### [Requirement]
Below are the records. List every line holding the word "page".
--- Begin Raw records ---
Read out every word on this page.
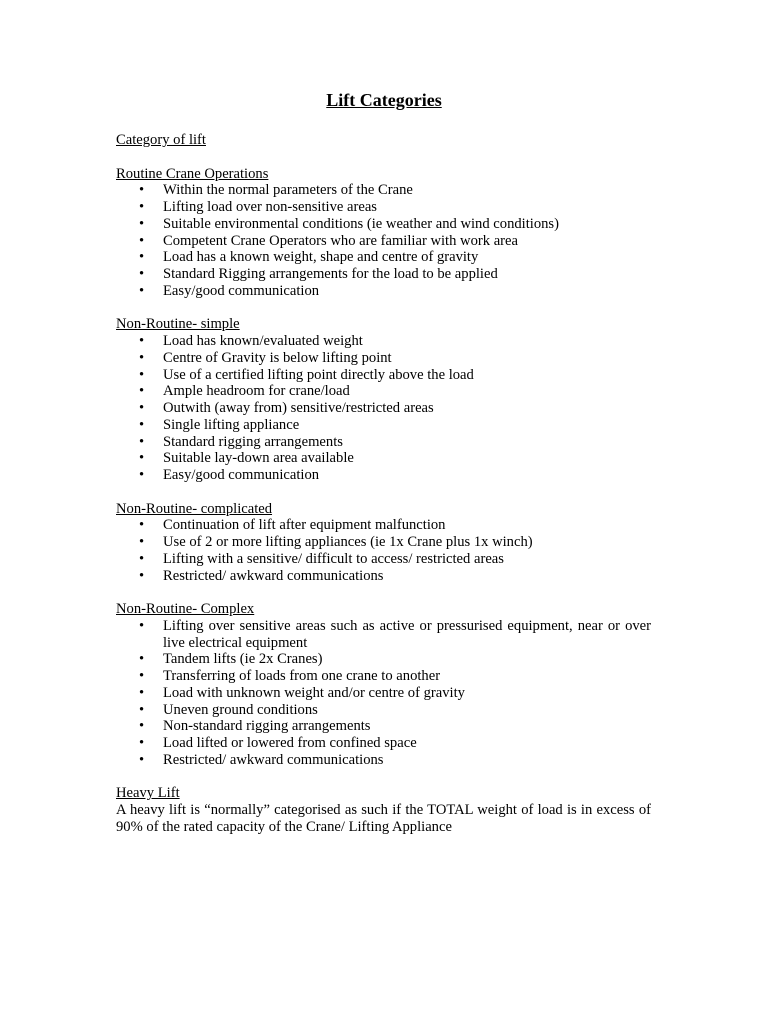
Lift Categories

Category of lift

Routine Crane Operations

• Within the normal parameters of the Crane
• Lifting load over non-sensitive areas
• Suitable environmental conditions (ie weather and wind conditions)
• Competent Crane Operators who are familiar with work area
• Load has a known weight, shape and centre of gravity
• Standard Rigging arrangements for the load to be applied
• Easy/good communication

Non-Routine- simple

• Load has known/evaluated weight
• Centre of Gravity is below lifting point
• Use of a certified lifting point directly above the load
• Ample headroom for crane/load
• Outwith (away from) sensitive/restricted areas
• Single lifting appliance
• Standard rigging arrangements
• Suitable lay-down area available
• Easy/good communication

Non-Routine- complicated

• Continuation of lift after equipment malfunction
• Use of 2 or more lifting appliances (ie 1x Crane plus 1x winch)
• Lifting with a sensitive/ difficult to access/ restricted areas
• Restricted/ awkward communications

Non-Routine- Complex

• Lifting over sensitive areas such as active or pressurised equipment, near or over live electrical equipment
• Tandem lifts (ie 2x Cranes)
• Transferring of loads from one crane to another
• Load with unknown weight and/or centre of gravity
• Uneven ground conditions
• Non-standard rigging arrangements
• Load lifted or lowered from confined space
• Restricted/ awkward communications

Heavy Lift

A heavy lift is “normally” categorised as such if the TOTAL weight of load is in excess of 90% of the rated capacity of the Crane/ Lifting Appliance
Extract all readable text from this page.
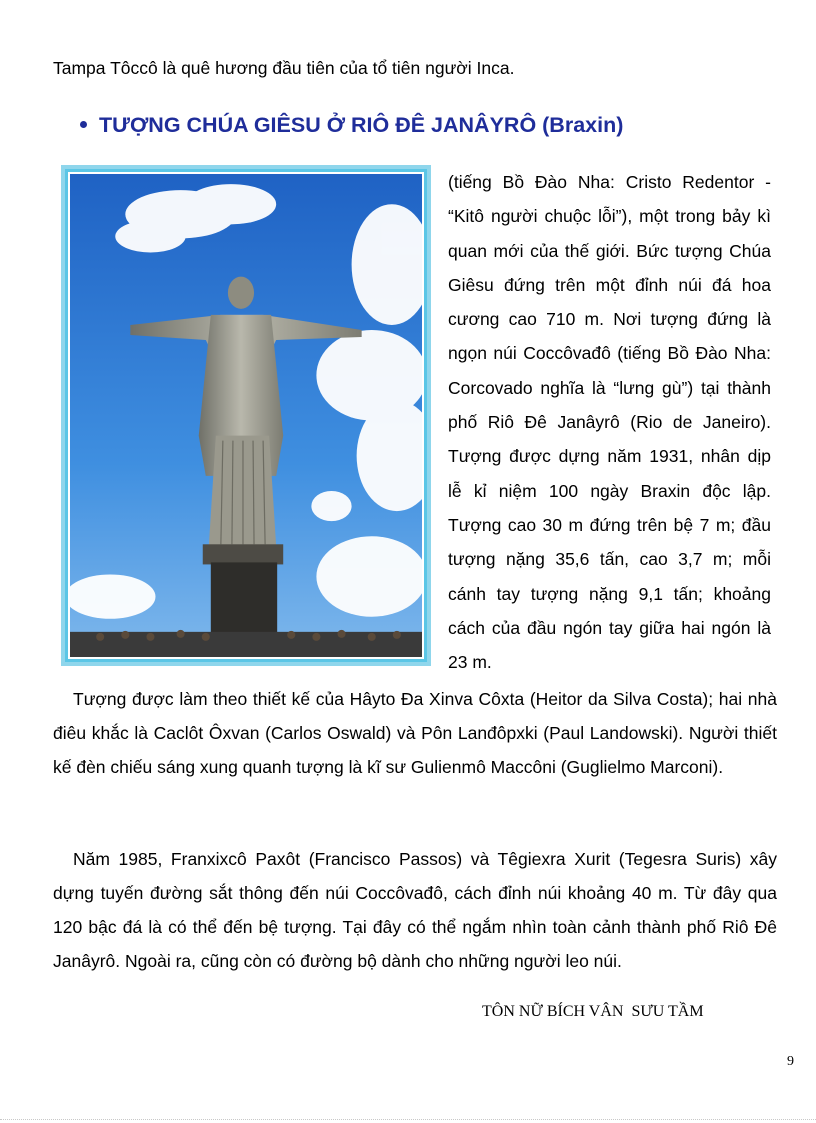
Tampa Tôccô là quê hương đầu tiên của tổ tiên người Inca.
TƯỢNG CHÚA GIÊSU Ở RIÔ ĐÊ JANÂYRÔ (Braxin)

(tiếng Bồ Đào Nha: Cristo Redentor - “Kitô người chuộc lỗi”), một trong bảy kì quan mới của thế giới. Bức tượng Chúa Giêsu đứng trên một đỉnh núi đá hoa cương cao 710 m. Nơi tượng đứng là ngọn núi Coccôvađô (tiếng Bồ Đào Nha: Corcovado nghĩa là “lưng gù”) tại thành phố Riô Đê Janâyrô (Rio de Janeiro). Tượng được dựng năm 1931, nhân dịp lễ kỉ niệm 100 ngày Braxin độc lập. Tượng cao 30 m đứng trên bệ 7 m; đầu tượng nặng 35,6 tấn, cao 3,7 m; mỗi cánh tay tượng nặng 9,1 tấn; khoảng cách của đầu ngón tay giữa hai ngón là 23 m.

Tượng được làm theo thiết kế của Hâyto Đa Xinva Côxta (Heitor da Silva Costa); hai nhà điêu khắc là Caclôt Ôxvan (Carlos Oswald) và Pôn Lanđôpxki (Paul Landowski). Người thiết kế đèn chiếu sáng xung quanh tượng là kĩ sư Gulienmô Maccôni (Guglielmo Marconi).

Năm 1985, Franxixcô Paxôt (Francisco Passos) và Têgiexra Xurit (Tegesra Suris) xây dựng tuyến đường sắt thông đến núi Coccôvađô, cách đỉnh núi khoảng 40 m. Từ đây qua 120 bậc đá là có thể đến bệ tượng. Tại đây có thể ngắm nhìn toàn cảnh thành phố Riô Đê Janâyrô. Ngoài ra, cũng còn có đường bộ dành cho những người leo núi.

TÔN NỮ BÍCH VÂN  SƯU TẦM
9
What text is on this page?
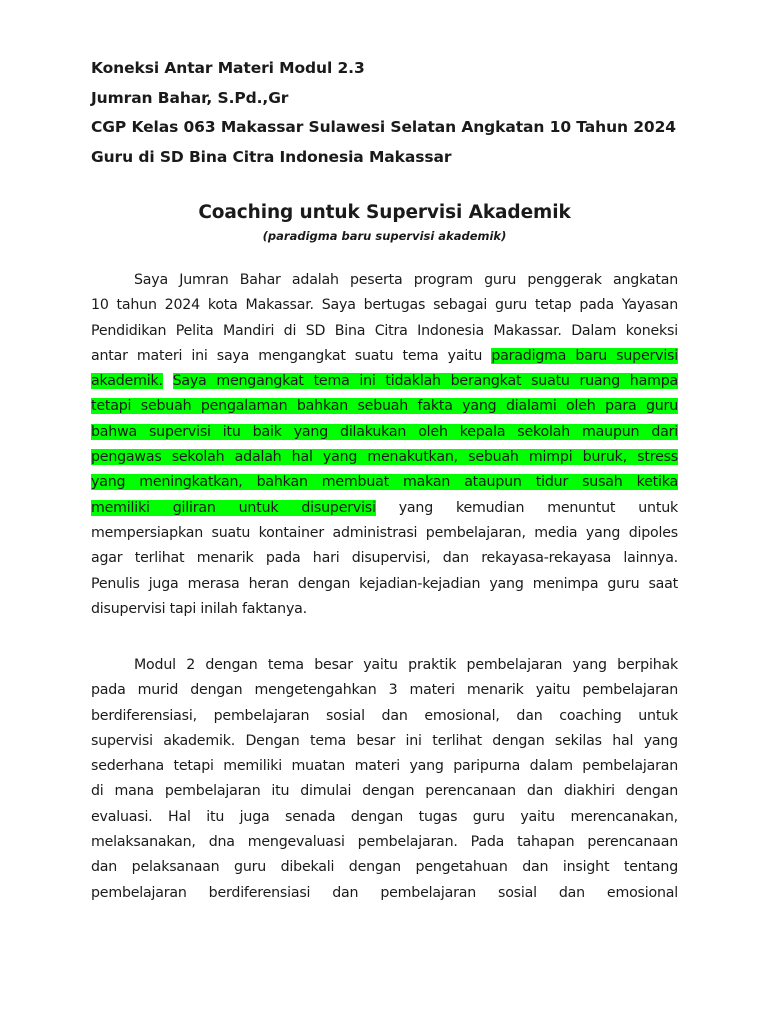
Koneksi Antar Materi Modul 2.3
Jumran Bahar, S.Pd.,Gr
CGP Kelas 063 Makassar Sulawesi Selatan Angkatan 10 Tahun 2024
Guru di SD Bina Citra Indonesia Makassar
Coaching untuk Supervisi Akademik
(paradigma baru supervisi akademik)
Saya Jumran Bahar adalah peserta program guru penggerak angkatan
10 tahun 2024 kota Makassar. Saya bertugas sebagai guru tetap pada Yayasan
Pendidikan Pelita Mandiri di SD Bina Citra Indonesia Makassar. Dalam koneksi
antar materi ini saya mengangkat suatu tema yaitu paradigma baru supervisi
akademik. Saya mengangkat tema ini tidaklah berangkat suatu ruang hampa
tetapi sebuah pengalaman bahkan sebuah fakta yang dialami oleh para guru
bahwa supervisi itu baik yang dilakukan oleh kepala sekolah maupun dari
pengawas sekolah adalah hal yang menakutkan, sebuah mimpi buruk, stress
yang meningkatkan, bahkan membuat makan ataupun tidur susah ketika
memiliki giliran untuk disupervisi yang kemudian menuntut untuk
mempersiapkan suatu kontainer administrasi pembelajaran, media yang dipoles
agar terlihat menarik pada hari disupervisi, dan rekayasa-rekayasa lainnya.
Penulis juga merasa heran dengan kejadian-kejadian yang menimpa guru saat
disupervisi tapi inilah faktanya.
Modul 2 dengan tema besar yaitu praktik pembelajaran yang berpihak
pada murid dengan mengetengahkan 3 materi menarik yaitu pembelajaran
berdiferensiasi, pembelajaran sosial dan emosional, dan coaching untuk
supervisi akademik. Dengan tema besar ini terlihat dengan sekilas hal yang
sederhana tetapi memiliki muatan materi yang paripurna dalam pembelajaran
di mana pembelajaran itu dimulai dengan perencanaan dan diakhiri dengan
evaluasi. Hal itu juga senada dengan tugas guru yaitu merencanakan,
melaksanakan, dna mengevaluasi pembelajaran. Pada tahapan perencanaan
dan pelaksanaan guru dibekali dengan pengetahuan dan insight tentang
pembelajaran berdiferensiasi dan pembelajaran sosial dan emosional
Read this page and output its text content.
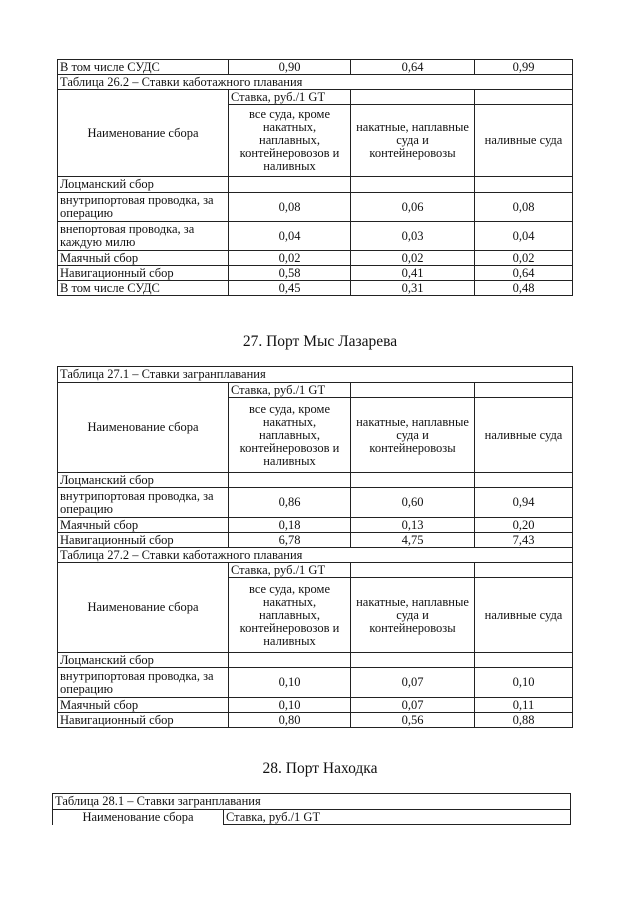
В том числе СУДС	0,90	0,64	0,99
Таблица 26.2 – Ставки каботажного плавания			
Наименование сбора	Ставка, руб./1 GT		
	все суда, кроме накатных, наплавных, контейнеровозов и наливных	накатные, наплавные суда и контейнеровозы	наливные суда
Лоцманский сбор			
внутрипортовая проводка, за операцию	0,08	0,06	0,08
внепортовая проводка, за каждую милю	0,04	0,03	0,04
Маячный сбор	0,02	0,02	0,02
Навигационный сбор	0,58	0,41	0,64
В том числе СУДС	0,45	0,31	0,48
27. Порт Мыс Лазарева
Таблица 27.1 – Ставки загранплавания			
Наименование сбора	Ставка, руб./1 GT		
	все суда, кроме накатных, наплавных, контейнеровозов и наливных	накатные, наплавные суда и контейнеровозы	наливные суда
Лоцманский сбор			
внутрипортовая проводка, за операцию	0,86	0,60	0,94
Маячный сбор	0,18	0,13	0,20
Навигационный сбор	6,78	4,75	7,43
Таблица 27.2 – Ставки каботажного плавания			
Наименование сбора	Ставка, руб./1 GT		
	все суда, кроме накатных, наплавных, контейнеровозов и наливных	накатные, наплавные суда и контейнеровозы	наливные суда
Лоцманский сбор			
внутрипортовая проводка, за операцию	0,10	0,07	0,10
Маячный сбор	0,10	0,07	0,11
Навигационный сбор	0,80	0,56	0,88
28. Порт Находка
Таблица 28.1 – Ставки загранплавания
Наименование сбора	Ставка, руб./1 GT
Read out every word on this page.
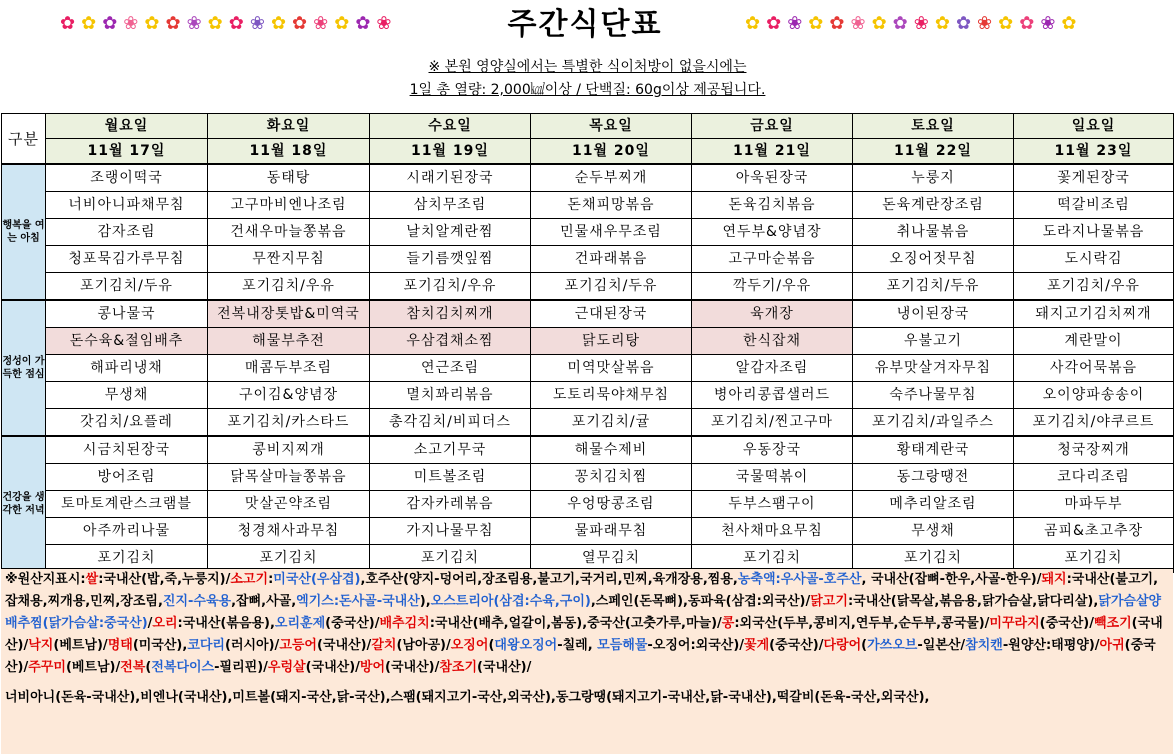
✿ ✿ ✿ ❀ ✿ ✿ ❀ ✿ ✿ ❀ ✿ ✿ ❀ ✿ ✿ ❀	주간식단표	✿ ✿ ❀ ✿ ✿ ❀ ✿ ✿ ❀ ✿ ✿ ❀ ✿ ✿ ❀ ✿
※ 본원 영양실에서는 특별한 식이처방이 없을시에는
1일 총 열량: 2,000㎉이상 / 단백질: 60g이상 제공됩니다.
구분	월요일	화요일	수요일	목요일	금요일	토요일	일요일
	11월 17일	11월 18일	11월 19일	11월 20일	11월 21일	11월 22일	11월 23일
행복을 여는 아침	조랭이떡국	동태탕	시래기된장국	순두부찌개	아욱된장국	누룽지	꽃게된장국
	너비아니파채무침	고구마비엔나조림	삼치무조림	돈채피망볶음	돈육김치볶음	돈육계란장조림	떡갈비조림
	감자조림	건새우마늘쫑볶음	날치알계란찜	민물새우무조림	연두부&양념장	취나물볶음	도라지나물볶음
	청포묵김가루무침	무짠지무침	들기름깻잎찜	건파래볶음	고구마순볶음	오징어젓무침	도시락김
	포기김치/두유	포기김치/우유	포기김치/우유	포기김치/두유	깍두기/우유	포기김치/두유	포기김치/우유
정성이 가득한 점심	콩나물국	전복내장톳밥&미역국	참치김치찌개	근대된장국	육개장	냉이된장국	돼지고기김치찌개
	돈수육&절임배추	해물부추전	우삼겹채소찜	닭도리탕	한식잡채	우불고기	계란말이
	해파리냉채	매콤두부조림	연근조림	미역맛살볶음	알감자조림	유부맛살겨자무침	사각어묵볶음
	무생채	구이김&양념장	멸치꽈리볶음	도토리묵야채무침	병아리콩콥샐러드	숙주나물무침	오이양파송송이
	갓김치/요플레	포기김치/카스타드	총각김치/비피더스	포기김치/귤	포기김치/찐고구마	포기김치/과일주스	포기김치/야쿠르트
건강을 생각한 저녁	시금치된장국	콩비지찌개	소고기무국	해물수제비	우동장국	황태계란국	청국장찌개
	방어조림	닭목살마늘쫑볶음	미트볼조림	꽁치김치찜	국물떡볶이	동그랑땡전	코다리조림
	토마토계란스크램블	맛살곤약조림	감자카레볶음	우엉땅콩조림	두부스팸구이	메추리알조림	마파두부
	아주까리나물	청경채사과무침	가지나물무침	물파래무침	천사채마요무침	무생채	곰피&초고추장
	포기김치	포기김치	포기김치	열무김치	포기김치	포기김치	포기김치
※원산지표시:쌀:국내산(밥,죽,누룽지)/소고기:미국산(우삼겹),호주산(양지-덩어리,장조림용,불고기,국거리,민찌,육개장용,찜용,농축액:우사골-호주산, 국내산(잡뼈-한우,사골-한우)/돼지:국내산(불고기,잡채용,찌개용,민찌,장조림,진지-수육용,잡뼈,사골,엑기스:돈사골-국내산),오스트리아(삼겹:수육,구이),스페인(돈목뼈),동파육(삼겹:외국산)/닭고기:국내산(닭목살,볶음용,닭가슴살,닭다리살),닭가슴살양배추찜(닭가슴살:중국산)/오리:국내산(볶음용),오리훈제(중국산)/배추김치:국내산(배추,얼갈이,봄동),중국산(고춧가루,마늘)/콩:외국산(두부,콩비지,연두부,순두부,콩국물)/미꾸라지(중국산)/빽조기(국내산)/낙지(베트남)/명태(미국산),코다리(러시아)/고등어(국내산)/갈치(남아공)/오징어(대왕오징어-칠레, 모듬해물-오징어:외국산)/꽃게(중국산)/다랑어(가쓰오브-일본산/참치캔-원양산:태평양)/아귀(중국산)/주꾸미(베트남)/전복(전복다이스-필리핀)/우렁살(국내산)/방어(국내산)/참조기(국내산)/
너비아니(돈육-국내산),비엔나(국내산),미트볼(돼지-국산,닭-국산),스팸(돼지고기-국산,외국산),동그랑땡(돼지고기-국내산,닭-국내산),떡갈비(돈육-국산,외국산),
--- End Raw records ---
### [Written reply]
Read out every word on this page.
Extract all readable text from this page.
What text is on this page?
Read this page and output its text content.
Read out every word on this page.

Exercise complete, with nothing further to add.